WRITTEN PROBLEM
Copy out the items in the stretch from the line containing "heatmap-cell: 56,4 xyxy=(290,137,368,156)" through the line containing "row-label: Japón xyxy=(22,370,57,385)", swapping "heatmap-cell" for "grid-cell" and keeping everything else the same.

SUPPLIED MATERIAL
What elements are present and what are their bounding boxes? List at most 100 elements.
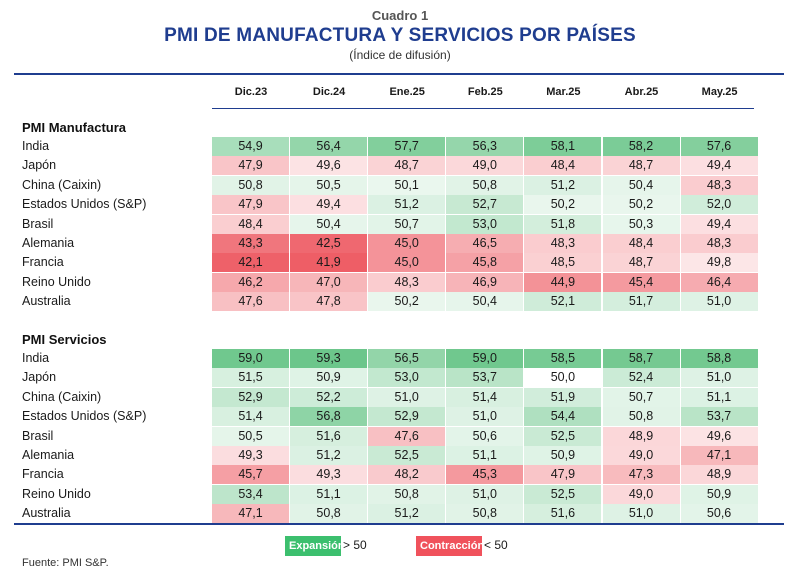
heatmap-cell: 56,4 xyxy=(290,137,368,156)
heatmap-cell: 50,2 xyxy=(368,292,446,312)
table-row: Estados Unidos (S&P) 47,9 49,4 51,2 52,7 50,2… xyxy=(0,195,800,215)
legend-contraction-swatch: Contracción xyxy=(416,536,484,556)
heatmap-cell: 48,3 xyxy=(680,175,758,195)
heatmap-cell: 50,4 xyxy=(446,292,524,312)
row-label: Japón xyxy=(22,370,57,385)
heatmap-cell: 49,6 xyxy=(680,426,758,446)
heatmap-cell: 52,7 xyxy=(446,195,524,215)
heatmap-cell: 49,4 xyxy=(290,195,368,215)
column-header: Abr.25 xyxy=(624,86,659,98)
heatmap-cell: 58,7 xyxy=(602,349,680,368)
row-label: India xyxy=(22,351,50,365)
legend-expansion-note: > 50 xyxy=(343,538,367,552)
table-row: India 54,9 56,4 57,7 56,3 58,1 58,2 57,6 xyxy=(0,137,800,157)
heatmap-cell: 49,4 xyxy=(680,156,758,176)
row-label: Australia xyxy=(22,506,71,521)
row-label: Brasil xyxy=(22,216,54,231)
heatmap-cell: 51,1 xyxy=(680,387,758,407)
row-label: China (Caixin) xyxy=(22,389,102,404)
table-row: Alemania 49,3 51,2 52,5 51,1 50,9 49,0 47,1 xyxy=(0,446,800,466)
legend-expansion-swatch: Expansión xyxy=(285,536,345,556)
heatmap-cell: 50,8 xyxy=(446,504,524,524)
heatmap-cell: 42,1 xyxy=(212,253,289,273)
heatmap-cell: 52,5 xyxy=(368,446,446,465)
table-row: Brasil 50,5 51,6 47,6 50,6 52,5 48,9 49,6 xyxy=(0,426,800,447)
heatmap-cell: 52,9 xyxy=(368,407,446,427)
heatmap-cell: 53,0 xyxy=(446,214,524,234)
heatmap-cell: 48,3 xyxy=(680,234,758,253)
row-label: Francia xyxy=(22,255,64,270)
column-header: Dic.24 xyxy=(312,86,346,98)
table-header: Cuadro 1 PMI DE MANUFACTURA Y SERVICIOS … xyxy=(0,8,800,62)
heatmap-cell: 50,8 xyxy=(368,484,446,504)
heatmap-cell: 51,0 xyxy=(602,504,680,524)
row-label: India xyxy=(22,139,50,153)
heatmap-cell: 50,7 xyxy=(368,214,446,234)
heatmap-cell: 50,3 xyxy=(602,214,680,234)
table-row: China (Caixin) 50,8 50,5 50,1 50,8 51,2 50,4 48… xyxy=(0,175,800,196)
table-row: India 59,0 59,3 56,5 59,0 58,5 58,7 58,8 xyxy=(0,349,800,369)
heatmap-cell: 46,9 xyxy=(446,272,524,292)
heatmap-cell: 50,4 xyxy=(602,175,680,195)
heatmap-cell: 59,3 xyxy=(290,349,368,368)
heatmap-cell: 49,8 xyxy=(680,253,758,273)
heatmap-cell: 47,1 xyxy=(212,504,289,524)
heatmap-cell: 58,5 xyxy=(524,349,602,368)
heatmap-cell: 51,2 xyxy=(290,446,368,465)
table-number: Cuadro 1 xyxy=(371,8,429,23)
section-title: PMI Servicios xyxy=(22,332,107,347)
source-note: Fuente: PMI S&P. xyxy=(22,557,109,569)
row-label: Brasil xyxy=(22,428,54,443)
heatmap-cell: 47,9 xyxy=(212,195,289,215)
row-label: Australia xyxy=(22,294,71,309)
heatmap-cell: 52,5 xyxy=(524,484,602,504)
row-label: Alemania xyxy=(22,236,75,250)
heatmap-cell: 51,8 xyxy=(524,214,602,234)
row-label: Alemania xyxy=(22,448,75,462)
column-header: May.25 xyxy=(701,86,738,98)
heatmap-cell: 51,2 xyxy=(524,175,602,195)
heatmap-cell: 50,5 xyxy=(212,426,289,446)
row-label: Estados Unidos (S&P) xyxy=(22,409,147,424)
heatmap-cell: 47,8 xyxy=(290,292,368,312)
table-row: Australia 47,1 50,8 51,2 50,8 51,6 51,0 50,6 xyxy=(0,504,800,524)
heatmap-cell: 47,9 xyxy=(524,465,602,485)
heatmap-cell: 52,1 xyxy=(524,292,602,312)
heatmap-cell: 54,9 xyxy=(212,137,289,156)
heatmap-cell: 46,2 xyxy=(212,272,289,292)
heatmap-cell: 45,7 xyxy=(212,465,289,485)
heatmap-cell: 48,7 xyxy=(602,156,680,176)
table-row: Reino Unido 53,4 51,1 50,8 51,0 52,5 49,0 50,9 xyxy=(0,484,800,505)
heatmap-cell: 47,9 xyxy=(212,156,289,176)
heatmap-cell: 50,1 xyxy=(368,175,446,195)
heatmap-cell: 51,0 xyxy=(446,407,524,427)
table-row: China (Caixin) 52,9 52,2 51,0 51,4 51,9 50,7 51… xyxy=(0,387,800,408)
heatmap-cell: 45,0 xyxy=(368,253,446,273)
section-title: PMI Manufactura xyxy=(22,120,127,135)
legend-contraction-note: < 50 xyxy=(484,538,508,552)
heatmap-cell: 51,1 xyxy=(446,446,524,465)
heatmap-cell: 51,6 xyxy=(524,504,602,524)
heatmap-cell: 48,4 xyxy=(212,214,289,234)
heatmap-cell: 53,7 xyxy=(680,407,758,427)
table-row: Australia 47,6 47,8 50,2 50,4 52,1 51,7 51,0 xyxy=(0,292,800,312)
table-row: Brasil 48,4 50,4 50,7 53,0 51,8 50,3 49,4 xyxy=(0,214,800,235)
heatmap-cell: 50,7 xyxy=(602,387,680,407)
heatmap-cell: 45,4 xyxy=(602,272,680,292)
heatmap-cell: 48,9 xyxy=(680,465,758,485)
heatmap-cell: 49,6 xyxy=(290,156,368,176)
heatmap-cell: 53,0 xyxy=(368,368,446,388)
heatmap-cell: 50,6 xyxy=(446,426,524,446)
heatmap-cell: 51,0 xyxy=(446,484,524,504)
heatmap-cell: 49,4 xyxy=(680,214,758,234)
column-header: Ene.25 xyxy=(389,86,425,98)
heatmap-cell: 56,5 xyxy=(368,349,446,368)
heatmap-cell: 46,4 xyxy=(680,272,758,292)
heatmap-cell: 51,4 xyxy=(446,387,524,407)
heatmap-cell: 59,0 xyxy=(212,349,289,368)
heatmap-cell: 51,0 xyxy=(680,292,758,312)
heatmap-cell: 47,1 xyxy=(680,446,758,465)
heatmap-cell: 47,0 xyxy=(290,272,368,292)
heatmap-cell: 57,6 xyxy=(680,137,758,156)
top-rule xyxy=(14,73,784,75)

ANSWER TO THE EXERCISE
grid-cell: 56,4 xyxy=(290,137,368,156)
grid-cell: 50,2 xyxy=(368,292,446,312)
table-row: Estados Unidos (S&P) 47,9 49,4 51,2 52,7 50,2… xyxy=(0,195,800,215)
legend-contraction-swatch: Contracción xyxy=(416,536,484,556)
grid-cell: 48,3 xyxy=(680,175,758,195)
grid-cell: 50,4 xyxy=(446,292,524,312)
row-label: Japón xyxy=(22,370,57,385)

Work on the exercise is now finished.